### Items from a dataset
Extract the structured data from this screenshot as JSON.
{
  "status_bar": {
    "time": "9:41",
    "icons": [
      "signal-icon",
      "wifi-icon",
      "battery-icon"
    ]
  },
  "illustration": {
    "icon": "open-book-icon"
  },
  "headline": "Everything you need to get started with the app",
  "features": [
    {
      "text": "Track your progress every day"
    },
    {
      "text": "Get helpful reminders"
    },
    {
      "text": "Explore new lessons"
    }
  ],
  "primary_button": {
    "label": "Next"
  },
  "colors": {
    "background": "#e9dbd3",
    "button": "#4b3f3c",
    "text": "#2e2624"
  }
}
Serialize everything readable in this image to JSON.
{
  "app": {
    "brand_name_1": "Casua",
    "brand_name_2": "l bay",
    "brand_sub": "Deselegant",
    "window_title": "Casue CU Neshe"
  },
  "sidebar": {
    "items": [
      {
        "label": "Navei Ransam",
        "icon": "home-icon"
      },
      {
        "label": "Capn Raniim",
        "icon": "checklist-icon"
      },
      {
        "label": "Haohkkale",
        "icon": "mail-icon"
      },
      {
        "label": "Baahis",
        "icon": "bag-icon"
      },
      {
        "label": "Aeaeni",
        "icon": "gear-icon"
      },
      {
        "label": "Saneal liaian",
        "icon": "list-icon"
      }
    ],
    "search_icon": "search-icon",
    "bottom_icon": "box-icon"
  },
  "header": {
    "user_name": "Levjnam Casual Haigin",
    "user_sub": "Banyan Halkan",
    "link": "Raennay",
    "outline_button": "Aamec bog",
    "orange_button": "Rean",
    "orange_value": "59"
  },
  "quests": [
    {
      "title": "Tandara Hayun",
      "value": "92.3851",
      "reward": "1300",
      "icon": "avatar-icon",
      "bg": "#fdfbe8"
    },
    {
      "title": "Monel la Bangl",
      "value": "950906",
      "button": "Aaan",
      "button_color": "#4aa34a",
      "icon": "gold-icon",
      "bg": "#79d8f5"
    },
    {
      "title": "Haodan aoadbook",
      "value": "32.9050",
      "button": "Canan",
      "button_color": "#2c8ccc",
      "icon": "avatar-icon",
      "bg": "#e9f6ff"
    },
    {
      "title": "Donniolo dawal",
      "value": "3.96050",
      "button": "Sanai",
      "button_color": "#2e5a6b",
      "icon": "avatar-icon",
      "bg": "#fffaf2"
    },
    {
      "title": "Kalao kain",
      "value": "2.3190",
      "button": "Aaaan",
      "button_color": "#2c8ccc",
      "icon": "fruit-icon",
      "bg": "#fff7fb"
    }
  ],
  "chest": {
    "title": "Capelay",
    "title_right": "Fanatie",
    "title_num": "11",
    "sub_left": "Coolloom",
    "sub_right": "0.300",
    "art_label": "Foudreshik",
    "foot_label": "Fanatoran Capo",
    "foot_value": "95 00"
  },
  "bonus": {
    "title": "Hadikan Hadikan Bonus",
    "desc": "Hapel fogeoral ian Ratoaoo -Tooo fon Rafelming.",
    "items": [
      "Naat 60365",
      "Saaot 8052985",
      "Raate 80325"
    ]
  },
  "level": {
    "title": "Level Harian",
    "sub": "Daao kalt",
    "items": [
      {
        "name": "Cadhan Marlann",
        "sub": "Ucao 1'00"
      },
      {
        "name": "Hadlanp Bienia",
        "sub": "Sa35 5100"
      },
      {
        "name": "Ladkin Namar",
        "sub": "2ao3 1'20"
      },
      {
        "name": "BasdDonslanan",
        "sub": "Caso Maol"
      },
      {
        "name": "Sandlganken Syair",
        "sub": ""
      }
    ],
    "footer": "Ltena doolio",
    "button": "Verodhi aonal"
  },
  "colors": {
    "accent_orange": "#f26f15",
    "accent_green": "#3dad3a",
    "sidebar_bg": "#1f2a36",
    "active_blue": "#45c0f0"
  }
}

### Problem
Extract each record, keeping it identical to the original.

### Answer to the problem
Extract the structured data from this screenshot as JSON.
{
  "status_bar": {
    "time": "9:41",
    "icons": [
      "signal-icon",
      "wifi-icon",
      "battery-icon"
    ]
  },
  "illustration": {
    "icon": "open-book-icon"
  },
  "headline": "Everything you need to get started with the app",
  "features": [
    {
      "text": "Track your progress every day"
    },
    {
      "text": "Get helpful reminders"
    },
    {
      "text": "Explore new lessons"
    }
  ],
  "primary_button": {
    "label": "Next"
  },
  "colors": {
    "background": "#e9dbd3",
    "button": "#4b3f3c",
    "text": "#2e2624"
  }
}
Serialize everything readable in this image to JSON.
{
  "app": {
    "brand_name_1": "Casua",
    "brand_name_2": "l bay",
    "brand_sub": "Deselegant",
    "window_title": "Casue CU Neshe"
  },
  "sidebar": {
    "items": [
      {
        "label": "Navei Ransam",
        "icon": "home-icon"
      },
      {
        "label": "Capn Raniim",
        "icon": "checklist-icon"
      },
      {
        "label": "Haohkkale",
        "icon": "mail-icon"
      },
      {
        "label": "Baahis",
        "icon": "bag-icon"
      },
      {
        "label": "Aeaeni",
        "icon": "gear-icon"
      },
      {
        "label": "Saneal liaian",
        "icon": "list-icon"
      }
    ],
    "search_icon": "search-icon",
    "bottom_icon": "box-icon"
  },
  "header": {
    "user_name": "Levjnam Casual Haigin",
    "user_sub": "Banyan Halkan",
    "link": "Raennay",
    "outline_button": "Aamec bog",
    "orange_button": "Rean",
    "orange_value": "59"
  },
  "quests": [
    {
      "title": "Tandara Hayun",
      "value": "92.3851",
      "reward": "1300",
      "icon": "avatar-icon",
      "bg": "#fdfbe8"
    },
    {
      "title": "Monel la Bangl",
      "value": "950906",
      "button": "Aaan",
      "button_color": "#4aa34a",
      "icon": "gold-icon",
      "bg": "#79d8f5"
    },
    {
      "title": "Haodan aoadbook",
      "value": "32.9050",
      "button": "Canan",
      "button_color": "#2c8ccc",
      "icon": "avatar-icon",
      "bg": "#e9f6ff"
    },
    {
      "title": "Donniolo dawal",
      "value": "3.96050",
      "button": "Sanai",
      "button_color": "#2e5a6b",
      "icon": "avatar-icon",
      "bg": "#fffaf2"
    },
    {
      "title": "Kalao kain",
      "value": "2.3190",
      "button": "Aaaan",
      "button_color": "#2c8ccc",
      "icon": "fruit-icon",
      "bg": "#fff7fb"
    }
  ],
  "chest": {
    "title": "Capelay",
    "title_right": "Fanatie",
    "title_num": "11",
    "sub_left": "Coolloom",
    "sub_right": "0.300",
    "art_label": "Foudreshik",
    "foot_label": "Fanatoran Capo",
    "foot_value": "95 00"
  },
  "bonus": {
    "title": "Hadikan Hadikan Bonus",
    "desc": "Hapel fogeoral ian Ratoaoo -Tooo fon Rafelming.",
    "items": [
      "Naat 60365",
      "Saaot 8052985",
      "Raate 80325"
    ]
  },
  "level": {
    "title": "Level Harian",
    "sub": "Daao kalt",
    "items": [
      {
        "name": "Cadhan Marlann",
        "sub": "Ucao 1'00"
      },
      {
        "name": "Hadlanp Bienia",
        "sub": "Sa35 5100"
      },
      {
        "name": "Ladkin Namar",
        "sub": "2ao3 1'20"
      },
      {
        "name": "BasdDonslanan",
        "sub": "Caso Maol"
      },
      {
        "name": "Sandlganken Syair",
        "sub": ""
      }
    ],
    "footer": "Ltena doolio",
    "button": "Verodhi aonal"
  },
  "colors": {
    "accent_orange": "#f26f15",
    "accent_green": "#3dad3a",
    "sidebar_bg": "#1f2a36",
    "active_blue": "#45c0f0"
  }
}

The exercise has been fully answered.